__EXERCISE DETAILS__.
Return the lines where the word "Базовая" occurs.

------ DATA FOR PROCESSING ------

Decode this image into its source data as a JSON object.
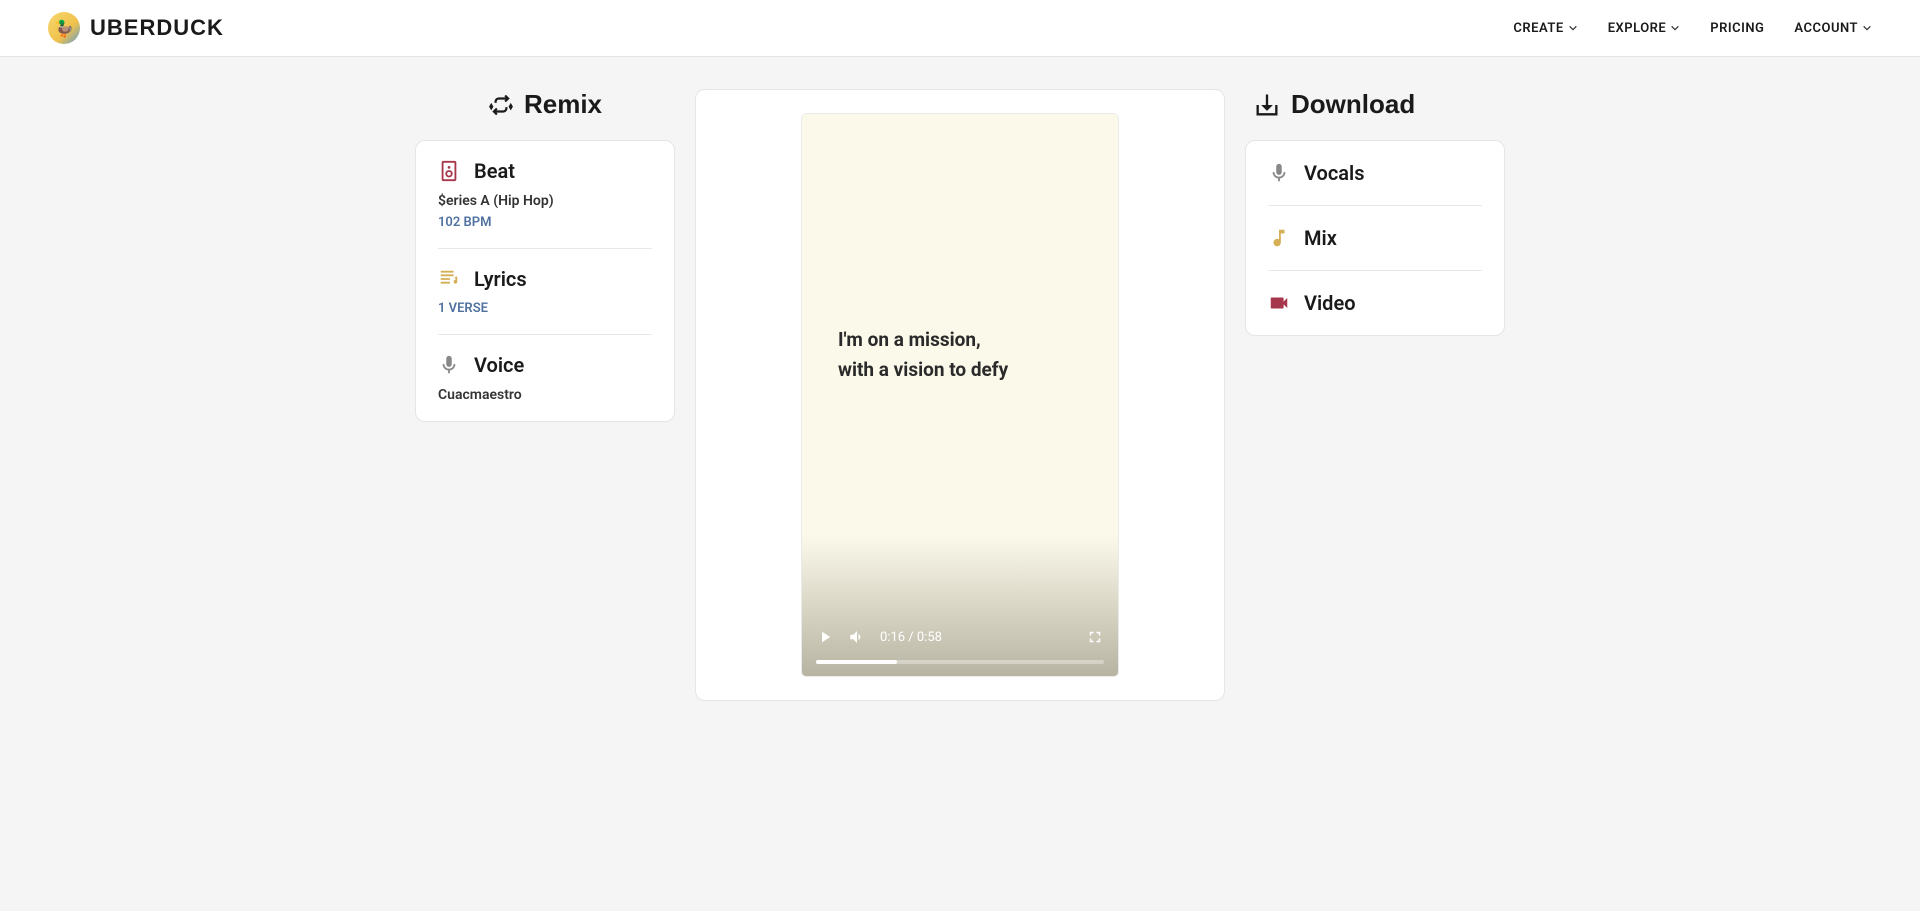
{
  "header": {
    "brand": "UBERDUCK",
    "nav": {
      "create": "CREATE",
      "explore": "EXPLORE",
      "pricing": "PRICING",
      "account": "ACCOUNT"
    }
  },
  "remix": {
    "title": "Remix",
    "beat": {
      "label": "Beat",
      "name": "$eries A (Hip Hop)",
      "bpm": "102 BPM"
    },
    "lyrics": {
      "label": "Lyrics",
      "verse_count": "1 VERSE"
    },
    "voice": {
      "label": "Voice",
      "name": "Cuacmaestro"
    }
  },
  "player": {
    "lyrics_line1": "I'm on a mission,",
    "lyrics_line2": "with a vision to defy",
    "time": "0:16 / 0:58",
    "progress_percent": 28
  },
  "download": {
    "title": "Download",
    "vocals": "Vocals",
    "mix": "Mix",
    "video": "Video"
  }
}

------
------ DATA FOR PROCESSING ------

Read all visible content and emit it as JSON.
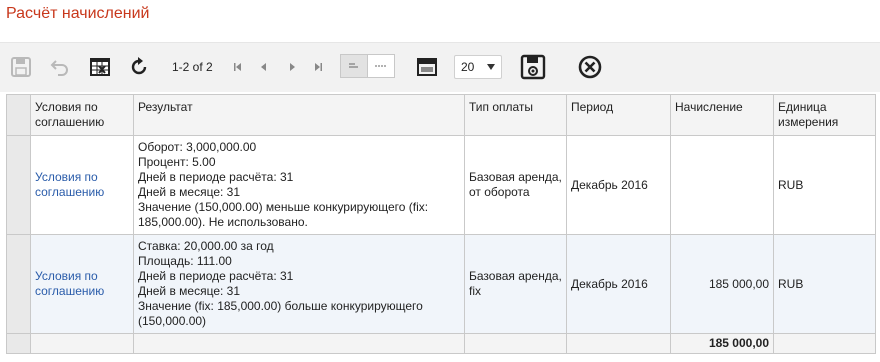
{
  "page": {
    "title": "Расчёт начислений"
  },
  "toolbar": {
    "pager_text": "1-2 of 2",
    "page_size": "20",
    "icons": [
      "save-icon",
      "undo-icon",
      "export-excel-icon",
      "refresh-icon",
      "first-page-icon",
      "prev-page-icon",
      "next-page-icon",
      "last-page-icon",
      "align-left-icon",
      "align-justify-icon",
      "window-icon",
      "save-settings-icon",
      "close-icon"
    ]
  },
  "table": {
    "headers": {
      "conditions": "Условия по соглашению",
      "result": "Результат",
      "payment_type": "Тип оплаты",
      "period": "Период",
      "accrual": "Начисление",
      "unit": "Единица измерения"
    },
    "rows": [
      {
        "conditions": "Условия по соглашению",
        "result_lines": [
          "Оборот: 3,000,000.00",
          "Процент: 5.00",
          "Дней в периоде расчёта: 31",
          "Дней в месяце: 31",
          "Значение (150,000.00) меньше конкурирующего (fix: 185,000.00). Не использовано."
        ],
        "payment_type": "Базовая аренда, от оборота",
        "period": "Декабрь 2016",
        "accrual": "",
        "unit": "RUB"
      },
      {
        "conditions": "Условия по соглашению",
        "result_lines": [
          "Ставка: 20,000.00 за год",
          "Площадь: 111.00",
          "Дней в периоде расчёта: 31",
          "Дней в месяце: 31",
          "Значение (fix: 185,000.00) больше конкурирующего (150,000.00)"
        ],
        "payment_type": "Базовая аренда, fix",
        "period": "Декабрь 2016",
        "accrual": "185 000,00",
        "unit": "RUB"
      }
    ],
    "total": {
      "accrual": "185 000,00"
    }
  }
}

------

__RESULT OF THIS EXERCISE__.
        "payment_type": "Базовая аренда, от оборота",
        "payment_type": "Базовая аренда, fix",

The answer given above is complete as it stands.